[Things to do]
a: Reproduce, word for word, the part of the prime-counting benchmark that opens with the words containing "To gain even" and closes with "threads and processes.".
b: Do the following statements agree with the prime-counting benchmark? Answer yes or no for each, quoting the words that decide it: (i) every benchmarked method found the correct number of primes; (ii) the multiprocessing version finished about 33 times faster than vanilla Python; (iii) using built-in functions like range() cut roughly 35% of the time.

[Document section]
— START —

Let’s put our code to the test; we want to count the number of prime numbers between 0 and 500.000. In order to do this we need to check approximately 1.3 billion numbers; plenty of work for my poor laptop. We are going to benchmark:

• vanilla Python
• vanilla Python + built-ins (like range)
• Fastcount (our C-module)
• Fastcount MP

After executing all methods multiple times, and taking the least amount of time, the results are in. All methods found the correct number of primes (41.538) and this is how long they took (lower is better):

Using the built-in functions like range() already eliminates roughly 35% of the time it takes to complete. Even though this is a pretty nice increase, our own module finishes the task almost 33 times faster than vanilla Python.

To gain even more speed we spread out all calculations over multiple CPUs by multiprocessing our function which completes our calculation 102 times faster than vanilla Python. Check out this article or this one to learn more about safe multi-tasking in Python using threads and processes.

— END —

[Dataset content]

— START —

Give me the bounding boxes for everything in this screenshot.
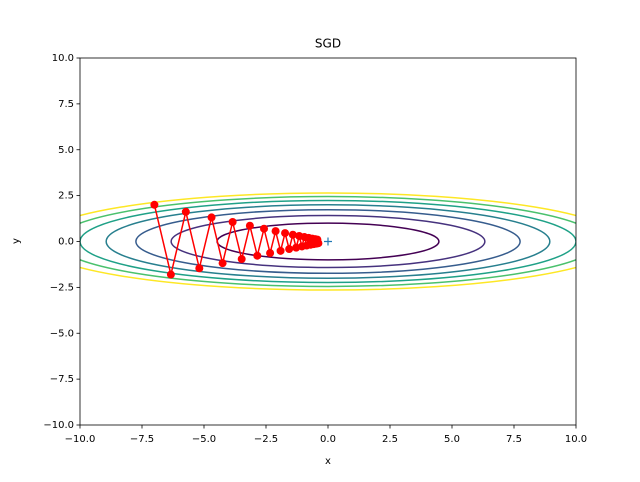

— END —

[Expected answers]
a:
To gain even more speed we spread out all calculations over multiple CPUs by multiprocessing our function which completes our calculation 102 times faster than vanilla Python. Check out this article or this one to learn more about safe multi-tasking in Python using threads and processes.

b:
(i) Yes: "All methods found the correct number of primes (41.538)".
(ii) No: "completes our calculation 102 times faster than vanilla Python".
(iii) Yes: "Using the built-in functions like range() already eliminates roughly 35% of the time it takes to complete."